DIRECTIVE: Repeat each line exactly as it is written.

LISTED ENTRIES:
--------------------------------
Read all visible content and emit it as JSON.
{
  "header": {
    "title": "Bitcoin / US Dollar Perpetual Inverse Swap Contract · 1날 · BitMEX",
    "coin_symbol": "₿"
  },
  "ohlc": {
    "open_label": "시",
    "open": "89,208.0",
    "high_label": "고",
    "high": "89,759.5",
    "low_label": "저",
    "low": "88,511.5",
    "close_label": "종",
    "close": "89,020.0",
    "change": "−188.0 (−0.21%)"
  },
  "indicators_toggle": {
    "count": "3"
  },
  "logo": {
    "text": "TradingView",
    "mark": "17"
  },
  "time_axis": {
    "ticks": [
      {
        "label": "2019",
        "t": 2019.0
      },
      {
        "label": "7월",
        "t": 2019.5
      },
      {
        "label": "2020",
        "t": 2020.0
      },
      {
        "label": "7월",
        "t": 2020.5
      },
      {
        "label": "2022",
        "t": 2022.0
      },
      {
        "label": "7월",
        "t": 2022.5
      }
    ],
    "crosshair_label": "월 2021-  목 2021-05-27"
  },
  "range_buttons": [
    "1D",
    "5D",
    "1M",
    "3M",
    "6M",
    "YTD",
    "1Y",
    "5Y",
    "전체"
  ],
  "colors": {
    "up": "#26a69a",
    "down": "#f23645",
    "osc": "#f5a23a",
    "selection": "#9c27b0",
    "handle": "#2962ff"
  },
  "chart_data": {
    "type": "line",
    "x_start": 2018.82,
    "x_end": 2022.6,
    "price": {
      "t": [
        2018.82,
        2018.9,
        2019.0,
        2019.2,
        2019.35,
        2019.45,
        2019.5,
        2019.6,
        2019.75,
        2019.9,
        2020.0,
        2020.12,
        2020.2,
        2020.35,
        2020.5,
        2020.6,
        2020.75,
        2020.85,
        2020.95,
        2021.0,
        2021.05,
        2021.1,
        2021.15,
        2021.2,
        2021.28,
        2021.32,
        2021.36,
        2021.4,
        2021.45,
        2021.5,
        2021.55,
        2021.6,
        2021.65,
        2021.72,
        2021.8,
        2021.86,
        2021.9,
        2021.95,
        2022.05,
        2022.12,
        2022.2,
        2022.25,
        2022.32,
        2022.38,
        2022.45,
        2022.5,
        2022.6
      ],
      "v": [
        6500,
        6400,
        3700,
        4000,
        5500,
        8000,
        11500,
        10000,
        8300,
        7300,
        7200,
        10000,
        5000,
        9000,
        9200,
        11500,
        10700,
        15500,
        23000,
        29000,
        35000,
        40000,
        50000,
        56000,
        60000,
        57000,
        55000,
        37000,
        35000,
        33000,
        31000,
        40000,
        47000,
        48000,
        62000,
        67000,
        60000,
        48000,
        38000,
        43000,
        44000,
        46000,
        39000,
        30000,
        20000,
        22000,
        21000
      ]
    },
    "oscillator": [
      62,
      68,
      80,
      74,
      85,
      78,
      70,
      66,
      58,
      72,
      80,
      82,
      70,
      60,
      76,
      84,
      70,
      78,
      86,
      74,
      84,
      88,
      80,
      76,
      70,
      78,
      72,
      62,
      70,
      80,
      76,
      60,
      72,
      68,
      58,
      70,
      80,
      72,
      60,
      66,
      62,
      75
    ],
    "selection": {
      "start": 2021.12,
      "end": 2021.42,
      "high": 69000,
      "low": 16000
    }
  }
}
--------------------------------
COMPLETE RESPONSE:
Read all visible content and emit it as JSON.
{
  "header": {
    "title": "Bitcoin / US Dollar Perpetual Inverse Swap Contract · 1날 · BitMEX",
    "coin_symbol": "₿"
  },
  "ohlc": {
    "open_label": "시",
    "open": "89,208.0",
    "high_label": "고",
    "high": "89,759.5",
    "low_label": "저",
    "low": "88,511.5",
    "close_label": "종",
    "close": "89,020.0",
    "change": "−188.0 (−0.21%)"
  },
  "indicators_toggle": {
    "count": "3"
  },
  "logo": {
    "text": "TradingView",
    "mark": "17"
  },
  "time_axis": {
    "ticks": [
      {
        "label": "2019",
        "t": 2019.0
      },
      {
        "label": "7월",
        "t": 2019.5
      },
      {
        "label": "2020",
        "t": 2020.0
      },
      {
        "label": "7월",
        "t": 2020.5
      },
      {
        "label": "2022",
        "t": 2022.0
      },
      {
        "label": "7월",
        "t": 2022.5
      }
    ],
    "crosshair_label": "월 2021-  목 2021-05-27"
  },
  "range_buttons": [
    "1D",
    "5D",
    "1M",
    "3M",
    "6M",
    "YTD",
    "1Y",
    "5Y",
    "전체"
  ],
  "colors": {
    "up": "#26a69a",
    "down": "#f23645",
    "osc": "#f5a23a",
    "selection": "#9c27b0",
    "handle": "#2962ff"
  },
  "chart_data": {
    "type": "line",
    "x_start": 2018.82,
    "x_end": 2022.6,
    "price": {
      "t": [
        2018.82,
        2018.9,
        2019.0,
        2019.2,
        2019.35,
        2019.45,
        2019.5,
        2019.6,
        2019.75,
        2019.9,
        2020.0,
        2020.12,
        2020.2,
        2020.35,
        2020.5,
        2020.6,
        2020.75,
        2020.85,
        2020.95,
        2021.0,
        2021.05,
        2021.1,
        2021.15,
        2021.2,
        2021.28,
        2021.32,
        2021.36,
        2021.4,
        2021.45,
        2021.5,
        2021.55,
        2021.6,
        2021.65,
        2021.72,
        2021.8,
        2021.86,
        2021.9,
        2021.95,
        2022.05,
        2022.12,
        2022.2,
        2022.25,
        2022.32,
        2022.38,
        2022.45,
        2022.5,
        2022.6
      ],
      "v": [
        6500,
        6400,
        3700,
        4000,
        5500,
        8000,
        11500,
        10000,
        8300,
        7300,
        7200,
        10000,
        5000,
        9000,
        9200,
        11500,
        10700,
        15500,
        23000,
        29000,
        35000,
        40000,
        50000,
        56000,
        60000,
        57000,
        55000,
        37000,
        35000,
        33000,
        31000,
        40000,
        47000,
        48000,
        62000,
        67000,
        60000,
        48000,
        38000,
        43000,
        44000,
        46000,
        39000,
        30000,
        20000,
        22000,
        21000
      ]
    },
    "oscillator": [
      62,
      68,
      80,
      74,
      85,
      78,
      70,
      66,
      58,
      72,
      80,
      82,
      70,
      60,
      76,
      84,
      70,
      78,
      86,
      74,
      84,
      88,
      80,
      76,
      70,
      78,
      72,
      62,
      70,
      80,
      76,
      60,
      72,
      68,
      58,
      70,
      80,
      72,
      60,
      66,
      62,
      75
    ],
    "selection": {
      "start": 2021.12,
      "end": 2021.42,
      "high": 69000,
      "low": 16000
    }
  }
}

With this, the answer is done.